***** SUPPLIED DATA

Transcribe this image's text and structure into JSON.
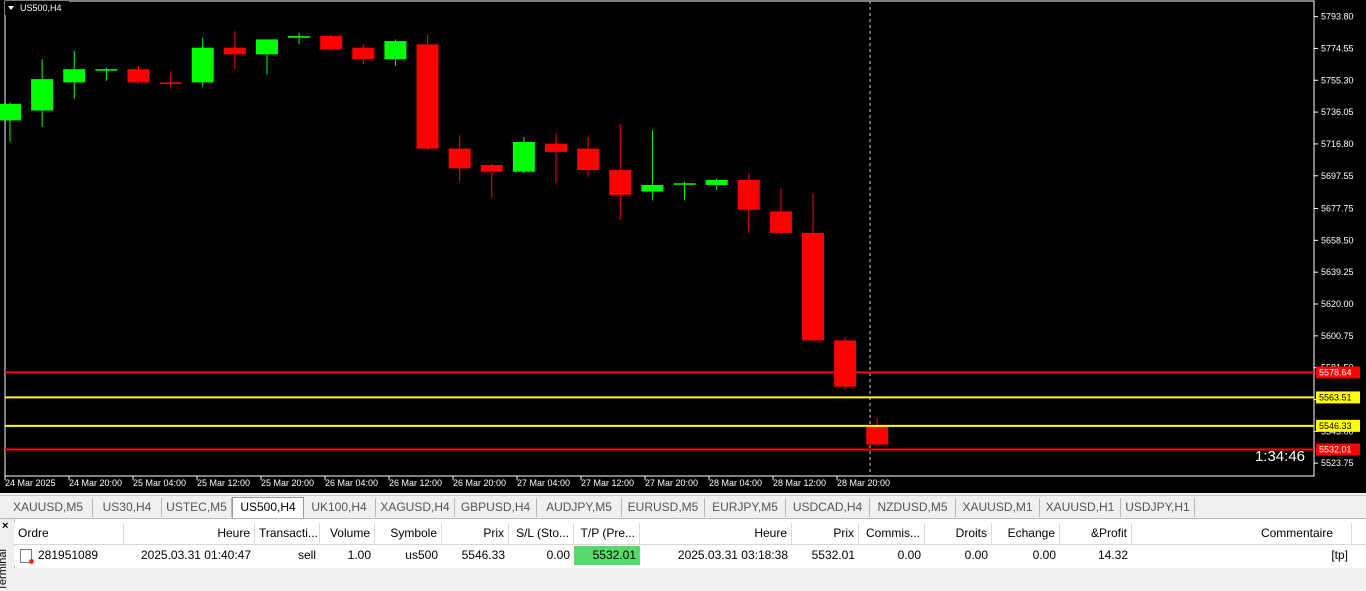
{
  "chart": {
    "symbol_title": "US500,H4",
    "countdown": "1:34:46",
    "price_range": [
      5516,
      5799
    ],
    "price_ticks": [
      "5793.80",
      "5774.55",
      "5755.30",
      "5736.05",
      "5716.80",
      "5697.55",
      "5677.75",
      "5658.50",
      "5639.25",
      "5620.00",
      "5600.75",
      "5581.50",
      "5562.25",
      "5543.00",
      "5523.75"
    ],
    "time_labels": [
      "24 Mar 2025",
      "24 Mar 20:00",
      "25 Mar 04:00",
      "25 Mar 12:00",
      "25 Mar 20:00",
      "26 Mar 04:00",
      "26 Mar 12:00",
      "26 Mar 20:00",
      "27 Mar 04:00",
      "27 Mar 12:00",
      "27 Mar 20:00",
      "28 Mar 04:00",
      "28 Mar 12:00",
      "28 Mar 20:00"
    ],
    "level_lines": [
      {
        "price": 5578.64,
        "label": "5578.64",
        "color": "#ff0000",
        "label_bg": "#ff0000",
        "label_fg": "#ffffff"
      },
      {
        "price": 5563.51,
        "label": "5563.51",
        "color": "#ffff00",
        "label_bg": "#ffff00",
        "label_fg": "#000000"
      },
      {
        "price": 5546.33,
        "label": "5546.33",
        "color": "#ffff00",
        "label_bg": "#ffff00",
        "label_fg": "#000000"
      },
      {
        "price": 5532.01,
        "label": "5532.01",
        "color": "#ff0000",
        "label_bg": "#ff0000",
        "label_fg": "#ffffff"
      }
    ],
    "colors": {
      "bull": "#00ff00",
      "bear": "#ff0000",
      "background": "#000000",
      "axis_text": "#ffffff"
    },
    "candles": [
      {
        "o": 5731,
        "h": 5742,
        "l": 5718,
        "c": 5741
      },
      {
        "o": 5737,
        "h": 5768,
        "l": 5727,
        "c": 5756
      },
      {
        "o": 5754,
        "h": 5773,
        "l": 5744,
        "c": 5762
      },
      {
        "o": 5762,
        "h": 5763,
        "l": 5755,
        "c": 5762
      },
      {
        "o": 5762,
        "h": 5764,
        "l": 5753,
        "c": 5754
      },
      {
        "o": 5754,
        "h": 5760,
        "l": 5751,
        "c": 5753
      },
      {
        "o": 5754,
        "h": 5781,
        "l": 5751,
        "c": 5775
      },
      {
        "o": 5775,
        "h": 5785,
        "l": 5762,
        "c": 5771
      },
      {
        "o": 5771,
        "h": 5780,
        "l": 5759,
        "c": 5780
      },
      {
        "o": 5781,
        "h": 5784,
        "l": 5777,
        "c": 5782
      },
      {
        "o": 5782,
        "h": 5783,
        "l": 5773,
        "c": 5774
      },
      {
        "o": 5775,
        "h": 5777,
        "l": 5765,
        "c": 5768
      },
      {
        "o": 5768,
        "h": 5780,
        "l": 5764,
        "c": 5779
      },
      {
        "o": 5777,
        "h": 5783,
        "l": 5713,
        "c": 5714
      },
      {
        "o": 5714,
        "h": 5722,
        "l": 5694,
        "c": 5702
      },
      {
        "o": 5704,
        "h": 5705,
        "l": 5684,
        "c": 5700
      },
      {
        "o": 5700,
        "h": 5721,
        "l": 5699,
        "c": 5718
      },
      {
        "o": 5717,
        "h": 5723,
        "l": 5693,
        "c": 5712
      },
      {
        "o": 5714,
        "h": 5721,
        "l": 5697,
        "c": 5701
      },
      {
        "o": 5701,
        "h": 5729,
        "l": 5671,
        "c": 5686
      },
      {
        "o": 5688,
        "h": 5725,
        "l": 5683,
        "c": 5692
      },
      {
        "o": 5693,
        "h": 5694,
        "l": 5683,
        "c": 5693
      },
      {
        "o": 5692,
        "h": 5696,
        "l": 5689,
        "c": 5695
      },
      {
        "o": 5695,
        "h": 5699,
        "l": 5663,
        "c": 5677
      },
      {
        "o": 5676,
        "h": 5690,
        "l": 5662,
        "c": 5663
      },
      {
        "o": 5663,
        "h": 5687,
        "l": 5597,
        "c": 5598
      },
      {
        "o": 5598,
        "h": 5600,
        "l": 5568,
        "c": 5570
      },
      {
        "o": 5546,
        "h": 5551,
        "l": 5534,
        "c": 5535
      }
    ]
  },
  "tabs": [
    "XAUUSD,M5",
    "US30,H4",
    "USTEC,M5",
    "US500,H4",
    "UK100,H4",
    "XAGUSD,H4",
    "GBPUSD,H4",
    "AUDJPY,M5",
    "EURUSD,M5",
    "EURJPY,M5",
    "USDCAD,H4",
    "NZDUSD,M5",
    "XAUUSD,M1",
    "XAUUSD,H1",
    "USDJPY,H1"
  ],
  "active_tab": "US500,H4",
  "terminal": {
    "side_label": "Terminal",
    "columns": [
      "Ordre",
      "Heure",
      "Transacti...",
      "Volume",
      "Symbole",
      "Prix",
      "S/L (Sto...",
      "T/P (Pre...",
      "Heure",
      "Prix",
      "Commis...",
      "Droits",
      "Echange",
      "&Profit",
      "Commentaire"
    ],
    "row": [
      "281951089",
      "2025.03.31 01:40:47",
      "sell",
      "1.00",
      "us500",
      "5546.33",
      "0.00",
      "5532.01",
      "2025.03.31 03:18:38",
      "5532.01",
      "0.00",
      "0.00",
      "0.00",
      "14.32",
      "[tp]"
    ],
    "tp_highlight": "#57d96b"
  }
}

**********

__DIRECTIVE__:
Copy out all the data without changing anything, and drop the pictures.

__OUTPUT__:
Transcribe this image's text and structure into JSON.
{
  "chart": {
    "symbol_title": "US500,H4",
    "countdown": "1:34:46",
    "price_range": [
      5516,
      5799
    ],
    "price_ticks": [
      "5793.80",
      "5774.55",
      "5755.30",
      "5736.05",
      "5716.80",
      "5697.55",
      "5677.75",
      "5658.50",
      "5639.25",
      "5620.00",
      "5600.75",
      "5581.50",
      "5562.25",
      "5543.00",
      "5523.75"
    ],
    "time_labels": [
      "24 Mar 2025",
      "24 Mar 20:00",
      "25 Mar 04:00",
      "25 Mar 12:00",
      "25 Mar 20:00",
      "26 Mar 04:00",
      "26 Mar 12:00",
      "26 Mar 20:00",
      "27 Mar 04:00",
      "27 Mar 12:00",
      "27 Mar 20:00",
      "28 Mar 04:00",
      "28 Mar 12:00",
      "28 Mar 20:00"
    ],
    "level_lines": [
      {
        "price": 5578.64,
        "label": "5578.64",
        "color": "#ff0000",
        "label_bg": "#ff0000",
        "label_fg": "#ffffff"
      },
      {
        "price": 5563.51,
        "label": "5563.51",
        "color": "#ffff00",
        "label_bg": "#ffff00",
        "label_fg": "#000000"
      },
      {
        "price": 5546.33,
        "label": "5546.33",
        "color": "#ffff00",
        "label_bg": "#ffff00",
        "label_fg": "#000000"
      },
      {
        "price": 5532.01,
        "label": "5532.01",
        "color": "#ff0000",
        "label_bg": "#ff0000",
        "label_fg": "#ffffff"
      }
    ],
    "colors": {
      "bull": "#00ff00",
      "bear": "#ff0000",
      "background": "#000000",
      "axis_text": "#ffffff"
    },
    "candles": [
      {
        "o": 5731,
        "h": 5742,
        "l": 5718,
        "c": 5741
      },
      {
        "o": 5737,
        "h": 5768,
        "l": 5727,
        "c": 5756
      },
      {
        "o": 5754,
        "h": 5773,
        "l": 5744,
        "c": 5762
      },
      {
        "o": 5762,
        "h": 5763,
        "l": 5755,
        "c": 5762
      },
      {
        "o": 5762,
        "h": 5764,
        "l": 5753,
        "c": 5754
      },
      {
        "o": 5754,
        "h": 5760,
        "l": 5751,
        "c": 5753
      },
      {
        "o": 5754,
        "h": 5781,
        "l": 5751,
        "c": 5775
      },
      {
        "o": 5775,
        "h": 5785,
        "l": 5762,
        "c": 5771
      },
      {
        "o": 5771,
        "h": 5780,
        "l": 5759,
        "c": 5780
      },
      {
        "o": 5781,
        "h": 5784,
        "l": 5777,
        "c": 5782
      },
      {
        "o": 5782,
        "h": 5783,
        "l": 5773,
        "c": 5774
      },
      {
        "o": 5775,
        "h": 5777,
        "l": 5765,
        "c": 5768
      },
      {
        "o": 5768,
        "h": 5780,
        "l": 5764,
        "c": 5779
      },
      {
        "o": 5777,
        "h": 5783,
        "l": 5713,
        "c": 5714
      },
      {
        "o": 5714,
        "h": 5722,
        "l": 5694,
        "c": 5702
      },
      {
        "o": 5704,
        "h": 5705,
        "l": 5684,
        "c": 5700
      },
      {
        "o": 5700,
        "h": 5721,
        "l": 5699,
        "c": 5718
      },
      {
        "o": 5717,
        "h": 5723,
        "l": 5693,
        "c": 5712
      },
      {
        "o": 5714,
        "h": 5721,
        "l": 5697,
        "c": 5701
      },
      {
        "o": 5701,
        "h": 5729,
        "l": 5671,
        "c": 5686
      },
      {
        "o": 5688,
        "h": 5725,
        "l": 5683,
        "c": 5692
      },
      {
        "o": 5693,
        "h": 5694,
        "l": 5683,
        "c": 5693
      },
      {
        "o": 5692,
        "h": 5696,
        "l": 5689,
        "c": 5695
      },
      {
        "o": 5695,
        "h": 5699,
        "l": 5663,
        "c": 5677
      },
      {
        "o": 5676,
        "h": 5690,
        "l": 5662,
        "c": 5663
      },
      {
        "o": 5663,
        "h": 5687,
        "l": 5597,
        "c": 5598
      },
      {
        "o": 5598,
        "h": 5600,
        "l": 5568,
        "c": 5570
      },
      {
        "o": 5546,
        "h": 5551,
        "l": 5534,
        "c": 5535
      }
    ]
  },
  "tabs": [
    "XAUUSD,M5",
    "US30,H4",
    "USTEC,M5",
    "US500,H4",
    "UK100,H4",
    "XAGUSD,H4",
    "GBPUSD,H4",
    "AUDJPY,M5",
    "EURUSD,M5",
    "EURJPY,M5",
    "USDCAD,H4",
    "NZDUSD,M5",
    "XAUUSD,M1",
    "XAUUSD,H1",
    "USDJPY,H1"
  ],
  "active_tab": "US500,H4",
  "terminal": {
    "side_label": "Terminal",
    "columns": [
      "Ordre",
      "Heure",
      "Transacti...",
      "Volume",
      "Symbole",
      "Prix",
      "S/L (Sto...",
      "T/P (Pre...",
      "Heure",
      "Prix",
      "Commis...",
      "Droits",
      "Echange",
      "&Profit",
      "Commentaire"
    ],
    "row": [
      "281951089",
      "2025.03.31 01:40:47",
      "sell",
      "1.00",
      "us500",
      "5546.33",
      "0.00",
      "5532.01",
      "2025.03.31 03:18:38",
      "5532.01",
      "0.00",
      "0.00",
      "0.00",
      "14.32",
      "[tp]"
    ],
    "tp_highlight": "#57d96b"
  }
}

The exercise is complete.